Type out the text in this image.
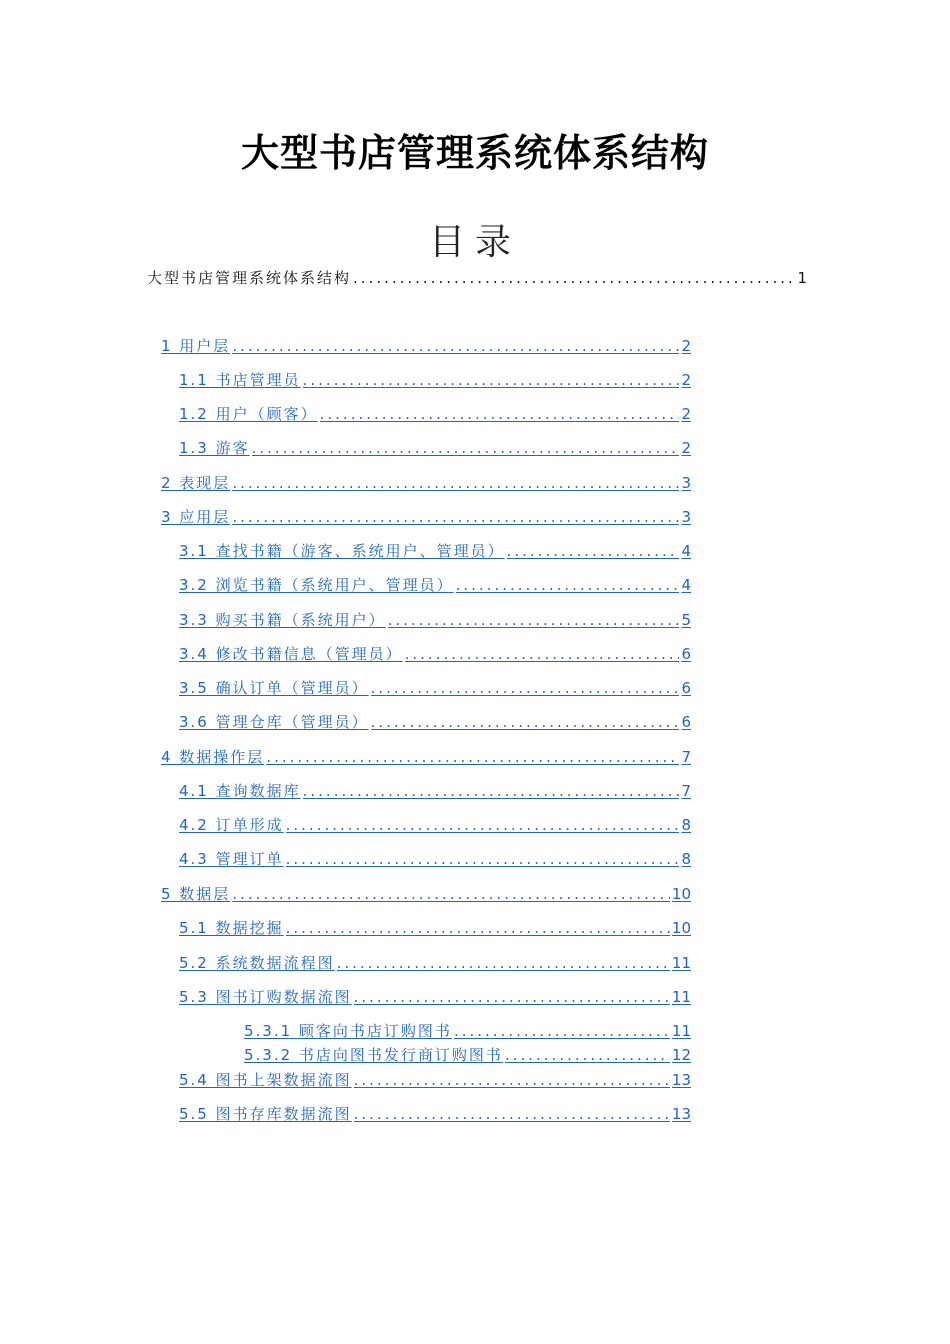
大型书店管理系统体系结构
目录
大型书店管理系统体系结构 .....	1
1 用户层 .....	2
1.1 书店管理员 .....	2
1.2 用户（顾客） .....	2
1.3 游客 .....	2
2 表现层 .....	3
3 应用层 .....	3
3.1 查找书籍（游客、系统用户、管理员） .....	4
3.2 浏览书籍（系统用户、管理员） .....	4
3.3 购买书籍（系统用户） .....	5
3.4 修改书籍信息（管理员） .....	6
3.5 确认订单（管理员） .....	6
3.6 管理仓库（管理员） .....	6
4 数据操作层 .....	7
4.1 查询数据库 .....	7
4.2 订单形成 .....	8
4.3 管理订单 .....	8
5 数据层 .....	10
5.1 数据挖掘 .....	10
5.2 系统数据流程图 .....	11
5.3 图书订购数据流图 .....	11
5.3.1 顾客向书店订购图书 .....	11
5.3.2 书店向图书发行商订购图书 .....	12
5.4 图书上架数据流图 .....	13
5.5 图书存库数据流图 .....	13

[WHAT IS ASKED] Extract the entries in full, exactly as they are, minus the pictures.

[FULL RESPONSE]
Type out the text in this image.
大型书店管理系统体系结构
目录
大型书店管理系统体系结构 .....	1
1 用户层 .....	2
1.1 书店管理员 .....	2
1.2 用户（顾客） .....	2
1.3 游客 .....	2
2 表现层 .....	3
3 应用层 .....	3
3.1 查找书籍（游客、系统用户、管理员） .....	4
3.2 浏览书籍（系统用户、管理员） .....	4
3.3 购买书籍（系统用户） .....	5
3.4 修改书籍信息（管理员） .....	6
3.5 确认订单（管理员） .....	6
3.6 管理仓库（管理员） .....	6
4 数据操作层 .....	7
4.1 查询数据库 .....	7
4.2 订单形成 .....	8
4.3 管理订单 .....	8
5 数据层 .....	10
5.1 数据挖掘 .....	10
5.2 系统数据流程图 .....	11
5.3 图书订购数据流图 .....	11
5.3.1 顾客向书店订购图书 .....	11
5.3.2 书店向图书发行商订购图书 .....	12
5.4 图书上架数据流图 .....	13
5.5 图书存库数据流图 .....	13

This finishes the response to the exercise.